(Data entries)
○ ○ ○ ○ ○

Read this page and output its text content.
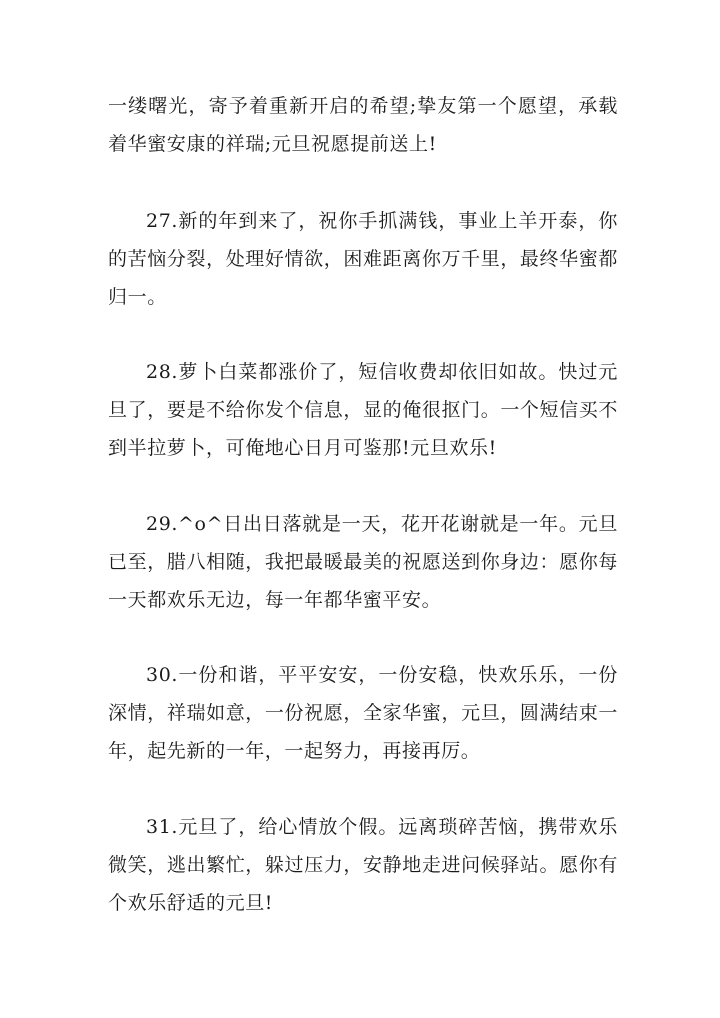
一缕曙光，寄予着重新开启的希望;挚友第一个愿望，承载着华蜜安康的祥瑞;元旦祝愿提前送上!

27.新的年到来了，祝你手抓满钱，事业上羊开泰，你的苦恼分裂，处理好情欲，困难距离你万千里，最终华蜜都归一。

28.萝卜白菜都涨价了，短信收费却依旧如故。快过元旦了，要是不给你发个信息，显的俺很抠门。一个短信买不到半拉萝卜，可俺地心日月可鉴那!元旦欢乐!

29.^o^日出日落就是一天，花开花谢就是一年。元旦已至，腊八相随，我把最暖最美的祝愿送到你身边：愿你每一天都欢乐无边，每一年都华蜜平安。

30.一份和谐，平平安安，一份安稳，快欢乐乐，一份深情，祥瑞如意，一份祝愿，全家华蜜，元旦，圆满结束一年，起先新的一年，一起努力，再接再厉。

31.元旦了，给心情放个假。远离琐碎苦恼，携带欢乐微笑，逃出繁忙，躲过压力，安静地走进问候驿站。愿你有个欢乐舒适的元旦!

○ ○ ○ ○ ○

Output all of the data exactly as it stands, minus any images.

Read this page and output its text content.
一缕曙光，寄予着重新开启的希望;挚友第一个愿望，承载着华蜜安康的祥瑞;元旦祝愿提前送上!

27.新的年到来了，祝你手抓满钱，事业上羊开泰，你的苦恼分裂，处理好情欲，困难距离你万千里，最终华蜜都归一。

28.萝卜白菜都涨价了，短信收费却依旧如故。快过元旦了，要是不给你发个信息，显的俺很抠门。一个短信买不到半拉萝卜，可俺地心日月可鉴那!元旦欢乐!

29.^o^日出日落就是一天，花开花谢就是一年。元旦已至，腊八相随，我把最暖最美的祝愿送到你身边：愿你每一天都欢乐无边，每一年都华蜜平安。

30.一份和谐，平平安安，一份安稳，快欢乐乐，一份深情，祥瑞如意，一份祝愿，全家华蜜，元旦，圆满结束一年，起先新的一年，一起努力，再接再厉。

31.元旦了，给心情放个假。远离琐碎苦恼，携带欢乐微笑，逃出繁忙，躲过压力，安静地走进问候驿站。愿你有个欢乐舒适的元旦!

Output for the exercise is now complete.